(Records from a dataset)
————

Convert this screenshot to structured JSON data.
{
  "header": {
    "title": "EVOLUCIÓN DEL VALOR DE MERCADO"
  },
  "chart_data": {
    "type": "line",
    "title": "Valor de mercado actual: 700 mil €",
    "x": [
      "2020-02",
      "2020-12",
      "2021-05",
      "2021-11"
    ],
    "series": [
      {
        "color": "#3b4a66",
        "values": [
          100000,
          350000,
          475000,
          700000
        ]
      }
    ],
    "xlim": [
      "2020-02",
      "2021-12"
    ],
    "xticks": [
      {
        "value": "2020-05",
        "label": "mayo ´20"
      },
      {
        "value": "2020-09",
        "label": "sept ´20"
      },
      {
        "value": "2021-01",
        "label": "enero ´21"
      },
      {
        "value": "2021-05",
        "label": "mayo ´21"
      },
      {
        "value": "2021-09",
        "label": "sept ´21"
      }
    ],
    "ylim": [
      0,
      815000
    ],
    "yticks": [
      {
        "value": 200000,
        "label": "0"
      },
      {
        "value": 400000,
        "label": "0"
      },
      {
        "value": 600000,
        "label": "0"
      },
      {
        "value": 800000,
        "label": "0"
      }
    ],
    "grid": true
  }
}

————

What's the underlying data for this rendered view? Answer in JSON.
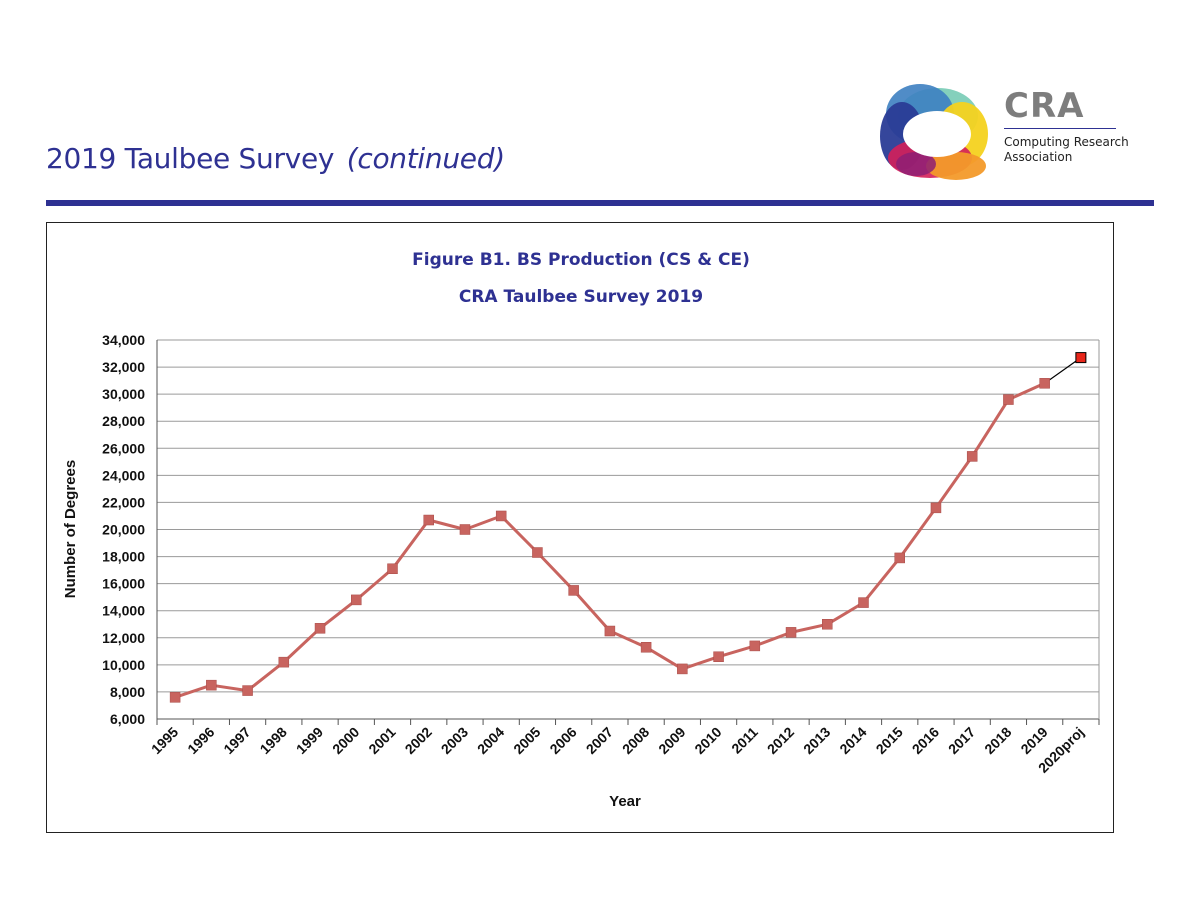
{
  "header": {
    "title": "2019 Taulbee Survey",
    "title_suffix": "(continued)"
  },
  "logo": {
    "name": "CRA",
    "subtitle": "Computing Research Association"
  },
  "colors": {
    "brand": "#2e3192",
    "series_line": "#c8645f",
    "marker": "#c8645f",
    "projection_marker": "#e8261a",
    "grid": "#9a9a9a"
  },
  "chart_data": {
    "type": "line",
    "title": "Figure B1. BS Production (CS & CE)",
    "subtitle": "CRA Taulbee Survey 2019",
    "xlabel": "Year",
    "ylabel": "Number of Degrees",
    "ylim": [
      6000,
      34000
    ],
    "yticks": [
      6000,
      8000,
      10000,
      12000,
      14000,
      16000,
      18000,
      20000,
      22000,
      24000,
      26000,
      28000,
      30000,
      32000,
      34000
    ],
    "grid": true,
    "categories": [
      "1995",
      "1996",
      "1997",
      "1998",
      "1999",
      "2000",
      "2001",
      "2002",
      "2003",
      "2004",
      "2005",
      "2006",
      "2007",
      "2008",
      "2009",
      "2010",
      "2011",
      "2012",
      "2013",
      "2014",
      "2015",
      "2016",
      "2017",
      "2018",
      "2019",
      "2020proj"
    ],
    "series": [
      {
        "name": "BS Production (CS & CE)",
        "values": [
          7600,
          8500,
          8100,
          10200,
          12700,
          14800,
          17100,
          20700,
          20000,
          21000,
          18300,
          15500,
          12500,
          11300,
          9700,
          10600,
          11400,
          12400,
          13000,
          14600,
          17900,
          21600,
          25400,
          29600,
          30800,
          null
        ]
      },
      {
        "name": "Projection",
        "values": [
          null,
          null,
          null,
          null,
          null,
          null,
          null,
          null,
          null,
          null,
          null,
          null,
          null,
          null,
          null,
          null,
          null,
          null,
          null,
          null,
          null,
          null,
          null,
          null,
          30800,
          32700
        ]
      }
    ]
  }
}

————

WHAT YOU WILL DO
Pull every line containing "Survey" out of the data above.

RESPONSE BELOW
    "title": "2019 Taulbee Survey",
    "subtitle": "CRA Taulbee Survey 2019",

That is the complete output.